§ **STATED PROBLEM**: Give the entries again, word for word.

§ **MATERIAL FOR THIS TASK**:
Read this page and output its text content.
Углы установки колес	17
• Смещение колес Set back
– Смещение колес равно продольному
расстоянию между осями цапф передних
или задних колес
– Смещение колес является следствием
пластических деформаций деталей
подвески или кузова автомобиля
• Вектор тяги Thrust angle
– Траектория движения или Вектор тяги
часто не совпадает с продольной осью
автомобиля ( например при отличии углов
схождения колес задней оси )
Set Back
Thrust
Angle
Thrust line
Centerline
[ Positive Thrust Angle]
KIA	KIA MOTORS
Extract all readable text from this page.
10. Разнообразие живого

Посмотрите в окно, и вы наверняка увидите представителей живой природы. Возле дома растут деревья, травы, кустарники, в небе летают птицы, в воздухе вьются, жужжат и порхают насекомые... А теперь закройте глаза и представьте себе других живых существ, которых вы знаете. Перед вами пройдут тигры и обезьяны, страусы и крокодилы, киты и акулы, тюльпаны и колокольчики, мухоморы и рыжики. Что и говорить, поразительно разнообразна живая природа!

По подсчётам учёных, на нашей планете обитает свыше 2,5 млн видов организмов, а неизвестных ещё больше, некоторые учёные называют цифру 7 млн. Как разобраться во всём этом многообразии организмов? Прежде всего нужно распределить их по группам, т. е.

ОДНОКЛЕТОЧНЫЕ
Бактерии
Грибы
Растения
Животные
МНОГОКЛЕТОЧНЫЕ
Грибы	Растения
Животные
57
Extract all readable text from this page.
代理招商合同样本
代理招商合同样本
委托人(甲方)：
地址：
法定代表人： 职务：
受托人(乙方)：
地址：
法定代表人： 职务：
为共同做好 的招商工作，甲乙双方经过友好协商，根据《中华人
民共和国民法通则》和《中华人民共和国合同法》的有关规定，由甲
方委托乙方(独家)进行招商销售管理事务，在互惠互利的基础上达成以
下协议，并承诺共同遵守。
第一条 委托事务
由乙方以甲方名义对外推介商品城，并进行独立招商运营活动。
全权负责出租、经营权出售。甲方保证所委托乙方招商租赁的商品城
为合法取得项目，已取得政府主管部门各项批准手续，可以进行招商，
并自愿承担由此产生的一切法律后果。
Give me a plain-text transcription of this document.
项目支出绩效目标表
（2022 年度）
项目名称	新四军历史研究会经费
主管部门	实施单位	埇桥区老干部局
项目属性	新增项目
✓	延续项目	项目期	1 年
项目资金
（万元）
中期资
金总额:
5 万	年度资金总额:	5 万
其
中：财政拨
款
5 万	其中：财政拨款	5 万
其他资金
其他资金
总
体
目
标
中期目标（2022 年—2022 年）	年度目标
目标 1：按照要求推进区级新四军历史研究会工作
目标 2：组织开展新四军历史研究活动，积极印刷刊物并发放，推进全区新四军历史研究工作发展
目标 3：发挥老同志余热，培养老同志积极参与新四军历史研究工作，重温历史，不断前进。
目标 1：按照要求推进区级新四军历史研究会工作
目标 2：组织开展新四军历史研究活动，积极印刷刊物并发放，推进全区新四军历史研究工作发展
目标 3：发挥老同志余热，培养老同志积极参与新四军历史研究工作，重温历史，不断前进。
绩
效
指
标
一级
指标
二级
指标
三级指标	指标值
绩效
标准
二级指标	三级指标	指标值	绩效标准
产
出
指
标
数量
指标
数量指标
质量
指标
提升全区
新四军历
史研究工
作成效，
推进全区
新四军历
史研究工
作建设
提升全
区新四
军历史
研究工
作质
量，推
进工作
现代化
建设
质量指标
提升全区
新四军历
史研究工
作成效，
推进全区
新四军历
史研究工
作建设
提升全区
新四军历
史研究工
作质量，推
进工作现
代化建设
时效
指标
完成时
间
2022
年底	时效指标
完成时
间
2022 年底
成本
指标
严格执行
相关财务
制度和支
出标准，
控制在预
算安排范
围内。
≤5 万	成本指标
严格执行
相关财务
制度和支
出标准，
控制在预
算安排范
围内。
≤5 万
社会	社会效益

§ **WRITTEN SOLUTION**:
Read this page and output its text content.
Углы установки колес	17
• Смещение колес Set back
– Смещение колес равно продольному
расстоянию между осями цапф передних
или задних колес
– Смещение колес является следствием
пластических деформаций деталей
подвески или кузова автомобиля
• Вектор тяги Thrust angle
– Траектория движения или Вектор тяги
часто не совпадает с продольной осью
автомобиля ( например при отличии углов
схождения колес задней оси )
Set Back
Thrust
Angle
Thrust line
Centerline
[ Positive Thrust Angle]
KIA	KIA MOTORS
Extract all readable text from this page.
10. Разнообразие живого

Посмотрите в окно, и вы наверняка увидите представителей живой природы. Возле дома растут деревья, травы, кустарники, в небе летают птицы, в воздухе вьются, жужжат и порхают насекомые... А теперь закройте глаза и представьте себе других живых существ, которых вы знаете. Перед вами пройдут тигры и обезьяны, страусы и крокодилы, киты и акулы, тюльпаны и колокольчики, мухоморы и рыжики. Что и говорить, поразительно разнообразна живая природа!

По подсчётам учёных, на нашей планете обитает свыше 2,5 млн видов организмов, а неизвестных ещё больше, некоторые учёные называют цифру 7 млн. Как разобраться во всём этом многообразии организмов? Прежде всего нужно распределить их по группам, т. е.

ОДНОКЛЕТОЧНЫЕ
Бактерии
Грибы
Растения
Животные
МНОГОКЛЕТОЧНЫЕ
Грибы	Растения
Животные
57
Extract all readable text from this page.
代理招商合同样本
代理招商合同样本
委托人(甲方)：
地址：
法定代表人： 职务：
受托人(乙方)：
地址：
法定代表人： 职务：
为共同做好 的招商工作，甲乙双方经过友好协商，根据《中华人
民共和国民法通则》和《中华人民共和国合同法》的有关规定，由甲
方委托乙方(独家)进行招商销售管理事务，在互惠互利的基础上达成以
下协议，并承诺共同遵守。
第一条 委托事务
由乙方以甲方名义对外推介商品城，并进行独立招商运营活动。
全权负责出租、经营权出售。甲方保证所委托乙方招商租赁的商品城
为合法取得项目，已取得政府主管部门各项批准手续，可以进行招商，
并自愿承担由此产生的一切法律后果。
Give me a plain-text transcription of this document.
项目支出绩效目标表
（2022 年度）
项目名称	新四军历史研究会经费
主管部门	实施单位	埇桥区老干部局
项目属性	新增项目
✓	延续项目	项目期	1 年
项目资金
（万元）
中期资
金总额:
5 万	年度资金总额:	5 万
其
中：财政拨
款
5 万	其中：财政拨款	5 万
其他资金
其他资金
总
体
目
标
中期目标（2022 年—2022 年）	年度目标
目标 1：按照要求推进区级新四军历史研究会工作
目标 2：组织开展新四军历史研究活动，积极印刷刊物并发放，推进全区新四军历史研究工作发展
目标 3：发挥老同志余热，培养老同志积极参与新四军历史研究工作，重温历史，不断前进。
目标 1：按照要求推进区级新四军历史研究会工作
目标 2：组织开展新四军历史研究活动，积极印刷刊物并发放，推进全区新四军历史研究工作发展
目标 3：发挥老同志余热，培养老同志积极参与新四军历史研究工作，重温历史，不断前进。
绩
效
指
标
一级
指标
二级
指标
三级指标	指标值
绩效
标准
二级指标	三级指标	指标值	绩效标准
产
出
指
标
数量
指标
数量指标
质量
指标
提升全区
新四军历
史研究工
作成效，
推进全区
新四军历
史研究工
作建设
提升全
区新四
军历史
研究工
作质
量，推
进工作
现代化
建设
质量指标
提升全区
新四军历
史研究工
作成效，
推进全区
新四军历
史研究工
作建设
提升全区
新四军历
史研究工
作质量，推
进工作现
代化建设
时效
指标
完成时
间
2022
年底	时效指标
完成时
间
2022 年底
成本
指标
严格执行
相关财务
制度和支
出标准，
控制在预
算安排范
围内。
≤5 万	成本指标
严格执行
相关财务
制度和支
出标准，
控制在预
算安排范
围内。
≤5 万
社会	社会效益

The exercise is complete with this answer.